=== ACTIVITY LIST ===
A – According to the article on Steven Wickham, which character did he play in all 13 episodes of Hounded?
B – State whether each statement below agrees with the article on Steven Wickham. Answer yes or no, and quote the deciding words. (i) He played The Baker in a national tour of Joseph and the Amazing Technicolour Dreamcoat for 18 months. (ii) He appeared in The Bill twice. (iii) His appearance in Red Dwarf X came nineteen years after his 1993 Red Dwarf episode.

EXCERPT PROVIDED below:

= Steven Wickham =

British actor

Steven Wickham is a British actor known largely for his roles in Big Finish Productions' audio dramas as well as guest appearances in Red Dwarf, Mrs Brown's Boys, Casualty, The Bill, EastEnders and Doctor Who in a career which began in 1984.

==Career==
Steven Wickham began his career after leaving college and joining a theatre in education group called Bucket Theatre, touring schools in Buckinghamshire, performing at one occasion for The Princess Anne.

For 18 months, he played The Baker in Bill Kenwright's memorable national tour of Joseph and the Amazing Technicolour Dreamcoat, and many theatre jobs followed. This includes playing Judas in a national tour of Godspell, Big Jule in Guys and Dolls at the Everyman Theatre, Cheltenham, Reuben Starkadder in Cold Comfort Farm at the Watermill Theatre, Newbury, Oscar Wilde in The Mirror of the Moon at the Edinburgh Festival, and Hiram Otis in the national tour of The Canterville Ghost opposite Ron Moody. He has played in such diverse roles as Hamlet and Abanazar, Mr Peachum and Lady Bracknell. In the autumn of 2016 he played Major Watson opposite Brian Capron in a UK-wide tour of the R. C. Sherriff thriller Home at Seven.

He has made many television appearances from EastEnders, to Heartbeat from London's Burning to The Bill (four separate times) and from Outside Edge to Casualty (twice). In a 1993 episode (Emohawk: Polymorph II) of Red Dwarf he appeared as a GELF set to marry the leading protagonist Dave Lister and it garnered him some cult notoriety. He became the only character other than the four primary regulars to appear in the title sequence. Nineteen years later he reappeared on Red Dwarf X (episode Entangled), this time playing the chief of a group of Biologically Engineered Garbage Gobblers.

In 2010, he started alongside Rufus Hound in the CBBC sitcom Hounded, starring as the character Future Rufus in all 13 episodes, as well as playing a Russian conker champion in an episode of Hotel Trubble and Mr Cobb in the Little Britain spin-off Come Fly with Me with David Walliams and Matt Lucas.

In May 2013, he filmed the role of Santa Claus for the Christmas special episode of Mrs Brown's Boys, the most watched TV programme on Christmas Day.

End of EXCERPT PROVIDED.
DATASET RECORDS below:

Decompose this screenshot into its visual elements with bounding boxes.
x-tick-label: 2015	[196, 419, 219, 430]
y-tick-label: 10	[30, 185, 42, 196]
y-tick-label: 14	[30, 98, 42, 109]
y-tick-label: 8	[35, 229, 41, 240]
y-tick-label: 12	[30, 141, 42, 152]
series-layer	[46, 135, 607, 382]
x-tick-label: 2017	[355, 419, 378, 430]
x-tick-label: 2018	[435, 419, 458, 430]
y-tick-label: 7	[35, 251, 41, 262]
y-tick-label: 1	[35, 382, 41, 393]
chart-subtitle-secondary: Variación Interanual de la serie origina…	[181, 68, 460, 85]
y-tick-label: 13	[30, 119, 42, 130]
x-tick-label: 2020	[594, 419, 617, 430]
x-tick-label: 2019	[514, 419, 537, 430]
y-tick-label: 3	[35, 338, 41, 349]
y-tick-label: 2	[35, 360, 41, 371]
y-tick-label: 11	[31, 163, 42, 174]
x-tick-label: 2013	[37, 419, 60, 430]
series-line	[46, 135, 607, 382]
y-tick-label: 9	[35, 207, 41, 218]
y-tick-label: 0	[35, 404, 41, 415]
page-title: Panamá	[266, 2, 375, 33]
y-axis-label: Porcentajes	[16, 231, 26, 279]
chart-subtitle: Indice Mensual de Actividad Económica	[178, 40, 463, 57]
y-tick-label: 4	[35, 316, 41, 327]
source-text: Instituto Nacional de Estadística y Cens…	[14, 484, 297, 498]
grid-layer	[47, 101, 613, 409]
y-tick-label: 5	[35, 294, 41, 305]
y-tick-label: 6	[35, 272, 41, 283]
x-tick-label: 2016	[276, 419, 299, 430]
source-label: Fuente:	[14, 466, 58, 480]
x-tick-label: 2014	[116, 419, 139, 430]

End of DATASET RECORDS.

=== EXERCISE ANSWERS ===
A – Future Rufus

B –
(i) Yes: "For 18 months, he played The Baker in Bill Kenwright's memorable national tour of Joseph and the Amazing Technicolour Dreamcoat"
(ii) No: "to The Bill (four separate times)"
(iii) Yes: "Nineteen years later he reappeared on Red Dwarf X (episode Entangled)"